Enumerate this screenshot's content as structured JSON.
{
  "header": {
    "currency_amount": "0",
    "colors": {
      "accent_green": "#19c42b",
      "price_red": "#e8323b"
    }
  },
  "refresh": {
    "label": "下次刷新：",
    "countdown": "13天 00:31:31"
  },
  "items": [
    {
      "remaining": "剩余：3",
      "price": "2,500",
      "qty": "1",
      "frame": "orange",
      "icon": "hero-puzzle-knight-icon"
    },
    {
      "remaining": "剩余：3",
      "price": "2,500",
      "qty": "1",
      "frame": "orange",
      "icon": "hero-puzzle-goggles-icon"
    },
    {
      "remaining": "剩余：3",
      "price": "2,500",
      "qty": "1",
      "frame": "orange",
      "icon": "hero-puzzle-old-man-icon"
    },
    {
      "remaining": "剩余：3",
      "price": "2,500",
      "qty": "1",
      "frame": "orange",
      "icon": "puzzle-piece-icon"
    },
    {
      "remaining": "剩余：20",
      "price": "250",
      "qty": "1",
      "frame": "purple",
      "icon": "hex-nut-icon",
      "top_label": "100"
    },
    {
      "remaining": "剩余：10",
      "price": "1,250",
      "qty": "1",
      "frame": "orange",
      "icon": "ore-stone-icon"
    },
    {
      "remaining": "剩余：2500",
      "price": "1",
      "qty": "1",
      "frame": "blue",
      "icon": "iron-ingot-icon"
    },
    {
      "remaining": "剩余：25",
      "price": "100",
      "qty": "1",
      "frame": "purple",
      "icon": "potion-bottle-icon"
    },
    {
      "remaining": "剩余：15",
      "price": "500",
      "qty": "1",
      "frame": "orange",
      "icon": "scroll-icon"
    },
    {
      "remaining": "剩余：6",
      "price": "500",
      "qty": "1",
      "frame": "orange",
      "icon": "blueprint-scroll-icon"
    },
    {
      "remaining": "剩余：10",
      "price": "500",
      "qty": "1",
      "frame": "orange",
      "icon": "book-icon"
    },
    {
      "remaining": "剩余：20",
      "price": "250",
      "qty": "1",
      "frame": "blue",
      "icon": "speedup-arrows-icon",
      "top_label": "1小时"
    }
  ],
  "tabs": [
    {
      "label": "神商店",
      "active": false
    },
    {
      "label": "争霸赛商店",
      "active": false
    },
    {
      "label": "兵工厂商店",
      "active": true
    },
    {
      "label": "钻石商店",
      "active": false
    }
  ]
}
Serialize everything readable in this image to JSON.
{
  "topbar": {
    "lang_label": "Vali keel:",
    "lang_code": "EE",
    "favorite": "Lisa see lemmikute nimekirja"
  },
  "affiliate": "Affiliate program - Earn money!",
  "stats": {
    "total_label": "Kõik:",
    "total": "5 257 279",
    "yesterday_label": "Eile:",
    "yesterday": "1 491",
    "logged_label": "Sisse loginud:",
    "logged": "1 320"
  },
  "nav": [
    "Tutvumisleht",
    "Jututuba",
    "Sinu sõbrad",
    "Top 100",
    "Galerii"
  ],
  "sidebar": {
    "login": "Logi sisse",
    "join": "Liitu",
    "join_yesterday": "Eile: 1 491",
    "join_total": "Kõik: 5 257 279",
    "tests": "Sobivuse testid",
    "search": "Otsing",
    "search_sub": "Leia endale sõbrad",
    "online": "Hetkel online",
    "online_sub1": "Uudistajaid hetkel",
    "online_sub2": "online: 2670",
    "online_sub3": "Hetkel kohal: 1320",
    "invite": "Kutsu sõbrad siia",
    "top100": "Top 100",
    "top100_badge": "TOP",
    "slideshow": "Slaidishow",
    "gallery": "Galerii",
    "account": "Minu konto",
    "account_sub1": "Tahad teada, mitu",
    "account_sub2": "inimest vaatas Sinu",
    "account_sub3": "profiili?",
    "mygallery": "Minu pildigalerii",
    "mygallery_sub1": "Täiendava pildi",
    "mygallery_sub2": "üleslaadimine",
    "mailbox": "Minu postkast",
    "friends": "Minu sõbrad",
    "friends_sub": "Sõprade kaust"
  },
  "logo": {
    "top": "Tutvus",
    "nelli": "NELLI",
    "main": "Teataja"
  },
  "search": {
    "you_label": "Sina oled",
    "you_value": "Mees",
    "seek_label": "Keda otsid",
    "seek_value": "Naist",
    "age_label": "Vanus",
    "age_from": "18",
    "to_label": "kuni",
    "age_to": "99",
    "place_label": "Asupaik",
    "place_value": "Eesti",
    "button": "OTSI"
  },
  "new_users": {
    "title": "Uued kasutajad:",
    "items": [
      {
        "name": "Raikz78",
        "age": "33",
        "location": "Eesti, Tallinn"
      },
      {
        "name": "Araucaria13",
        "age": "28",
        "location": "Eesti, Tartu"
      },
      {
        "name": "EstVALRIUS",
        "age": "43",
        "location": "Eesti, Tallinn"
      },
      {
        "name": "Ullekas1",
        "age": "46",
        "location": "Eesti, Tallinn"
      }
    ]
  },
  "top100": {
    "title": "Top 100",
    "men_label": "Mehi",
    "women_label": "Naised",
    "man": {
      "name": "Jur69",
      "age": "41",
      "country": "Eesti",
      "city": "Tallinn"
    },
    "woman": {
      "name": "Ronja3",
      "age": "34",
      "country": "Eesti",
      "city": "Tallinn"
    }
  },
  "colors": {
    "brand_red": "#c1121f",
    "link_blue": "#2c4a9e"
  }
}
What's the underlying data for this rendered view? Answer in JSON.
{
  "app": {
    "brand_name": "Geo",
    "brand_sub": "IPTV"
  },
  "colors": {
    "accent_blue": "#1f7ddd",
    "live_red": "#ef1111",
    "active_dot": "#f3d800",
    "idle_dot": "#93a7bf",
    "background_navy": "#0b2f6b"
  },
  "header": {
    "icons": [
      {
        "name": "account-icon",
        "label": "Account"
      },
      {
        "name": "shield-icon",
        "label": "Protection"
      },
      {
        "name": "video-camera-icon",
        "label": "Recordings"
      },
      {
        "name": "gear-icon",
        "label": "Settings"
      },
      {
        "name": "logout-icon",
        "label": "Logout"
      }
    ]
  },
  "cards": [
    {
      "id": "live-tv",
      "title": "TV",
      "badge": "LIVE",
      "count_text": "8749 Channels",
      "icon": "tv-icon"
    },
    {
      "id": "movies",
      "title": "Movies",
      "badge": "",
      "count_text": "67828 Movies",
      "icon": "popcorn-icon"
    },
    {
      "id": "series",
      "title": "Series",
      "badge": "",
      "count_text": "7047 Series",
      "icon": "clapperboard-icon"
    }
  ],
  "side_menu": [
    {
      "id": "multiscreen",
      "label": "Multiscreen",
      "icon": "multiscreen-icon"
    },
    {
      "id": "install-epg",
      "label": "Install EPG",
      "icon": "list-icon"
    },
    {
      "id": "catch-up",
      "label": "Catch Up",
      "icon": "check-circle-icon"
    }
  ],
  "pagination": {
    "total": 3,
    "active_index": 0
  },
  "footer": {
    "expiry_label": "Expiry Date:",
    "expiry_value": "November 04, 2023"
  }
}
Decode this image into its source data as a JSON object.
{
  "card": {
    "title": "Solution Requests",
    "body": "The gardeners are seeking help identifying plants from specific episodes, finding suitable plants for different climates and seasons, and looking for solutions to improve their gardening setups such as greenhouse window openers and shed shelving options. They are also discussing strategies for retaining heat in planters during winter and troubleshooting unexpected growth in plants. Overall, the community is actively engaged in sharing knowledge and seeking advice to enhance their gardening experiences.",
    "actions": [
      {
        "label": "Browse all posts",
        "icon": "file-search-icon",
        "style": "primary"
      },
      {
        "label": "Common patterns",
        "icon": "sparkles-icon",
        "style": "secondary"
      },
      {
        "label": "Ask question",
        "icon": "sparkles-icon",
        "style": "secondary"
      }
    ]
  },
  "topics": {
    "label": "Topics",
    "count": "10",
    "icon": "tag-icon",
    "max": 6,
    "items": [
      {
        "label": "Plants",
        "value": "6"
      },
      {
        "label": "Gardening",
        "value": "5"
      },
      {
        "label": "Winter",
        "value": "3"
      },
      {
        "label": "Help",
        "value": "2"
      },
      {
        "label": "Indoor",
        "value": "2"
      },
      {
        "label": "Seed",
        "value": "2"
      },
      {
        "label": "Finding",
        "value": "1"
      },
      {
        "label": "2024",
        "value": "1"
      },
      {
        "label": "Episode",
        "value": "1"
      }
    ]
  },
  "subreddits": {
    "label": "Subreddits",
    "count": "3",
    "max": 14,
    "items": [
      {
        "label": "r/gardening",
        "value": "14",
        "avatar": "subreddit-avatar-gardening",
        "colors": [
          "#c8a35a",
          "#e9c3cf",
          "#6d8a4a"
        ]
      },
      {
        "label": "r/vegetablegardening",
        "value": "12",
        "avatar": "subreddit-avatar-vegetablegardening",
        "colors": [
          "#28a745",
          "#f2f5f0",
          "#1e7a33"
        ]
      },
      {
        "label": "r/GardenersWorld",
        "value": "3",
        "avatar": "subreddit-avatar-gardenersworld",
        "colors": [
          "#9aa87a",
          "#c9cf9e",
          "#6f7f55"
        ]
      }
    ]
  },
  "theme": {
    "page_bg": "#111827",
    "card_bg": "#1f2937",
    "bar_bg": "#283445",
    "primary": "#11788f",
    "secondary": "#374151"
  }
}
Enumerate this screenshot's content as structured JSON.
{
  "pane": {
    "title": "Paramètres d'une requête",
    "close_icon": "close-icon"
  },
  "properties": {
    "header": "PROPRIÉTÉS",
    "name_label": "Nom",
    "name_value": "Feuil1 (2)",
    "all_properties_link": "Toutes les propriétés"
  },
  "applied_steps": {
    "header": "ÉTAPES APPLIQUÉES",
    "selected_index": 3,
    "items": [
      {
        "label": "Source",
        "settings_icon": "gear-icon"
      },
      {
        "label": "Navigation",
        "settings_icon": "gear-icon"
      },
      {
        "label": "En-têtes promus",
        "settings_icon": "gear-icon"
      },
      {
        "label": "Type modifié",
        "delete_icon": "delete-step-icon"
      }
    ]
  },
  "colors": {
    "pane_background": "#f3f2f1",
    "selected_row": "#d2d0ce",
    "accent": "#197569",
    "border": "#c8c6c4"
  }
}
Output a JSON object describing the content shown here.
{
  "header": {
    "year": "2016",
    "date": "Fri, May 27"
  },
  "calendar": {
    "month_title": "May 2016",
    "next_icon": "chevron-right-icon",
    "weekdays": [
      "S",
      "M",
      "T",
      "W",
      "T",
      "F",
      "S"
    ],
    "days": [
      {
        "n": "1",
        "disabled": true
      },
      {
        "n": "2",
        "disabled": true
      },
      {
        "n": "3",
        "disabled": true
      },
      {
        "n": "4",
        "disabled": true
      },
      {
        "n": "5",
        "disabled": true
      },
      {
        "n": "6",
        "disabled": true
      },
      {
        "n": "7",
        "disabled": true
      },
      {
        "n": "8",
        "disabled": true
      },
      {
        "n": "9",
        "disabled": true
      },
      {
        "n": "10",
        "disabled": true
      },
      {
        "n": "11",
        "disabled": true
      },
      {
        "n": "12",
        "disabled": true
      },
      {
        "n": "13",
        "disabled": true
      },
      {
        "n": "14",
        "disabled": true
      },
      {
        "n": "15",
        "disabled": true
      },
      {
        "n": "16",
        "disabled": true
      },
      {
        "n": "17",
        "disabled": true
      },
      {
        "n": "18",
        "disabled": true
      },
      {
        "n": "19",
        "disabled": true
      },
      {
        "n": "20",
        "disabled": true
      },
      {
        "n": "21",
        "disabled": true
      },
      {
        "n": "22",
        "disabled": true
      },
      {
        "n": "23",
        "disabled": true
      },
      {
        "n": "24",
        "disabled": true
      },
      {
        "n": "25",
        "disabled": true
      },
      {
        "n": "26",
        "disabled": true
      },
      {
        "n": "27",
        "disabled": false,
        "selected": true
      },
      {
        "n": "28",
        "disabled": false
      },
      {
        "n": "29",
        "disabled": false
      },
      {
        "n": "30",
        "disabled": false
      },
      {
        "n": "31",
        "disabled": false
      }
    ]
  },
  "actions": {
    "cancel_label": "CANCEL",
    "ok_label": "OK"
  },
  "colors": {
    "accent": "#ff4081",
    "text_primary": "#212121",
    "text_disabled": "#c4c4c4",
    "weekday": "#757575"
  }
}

### What the task asks
Go through the preceding material and copy each line that has the word "Eile".

### Response
    "yesterday_label": "Eile:",
    "join_yesterday": "Eile: 1 491",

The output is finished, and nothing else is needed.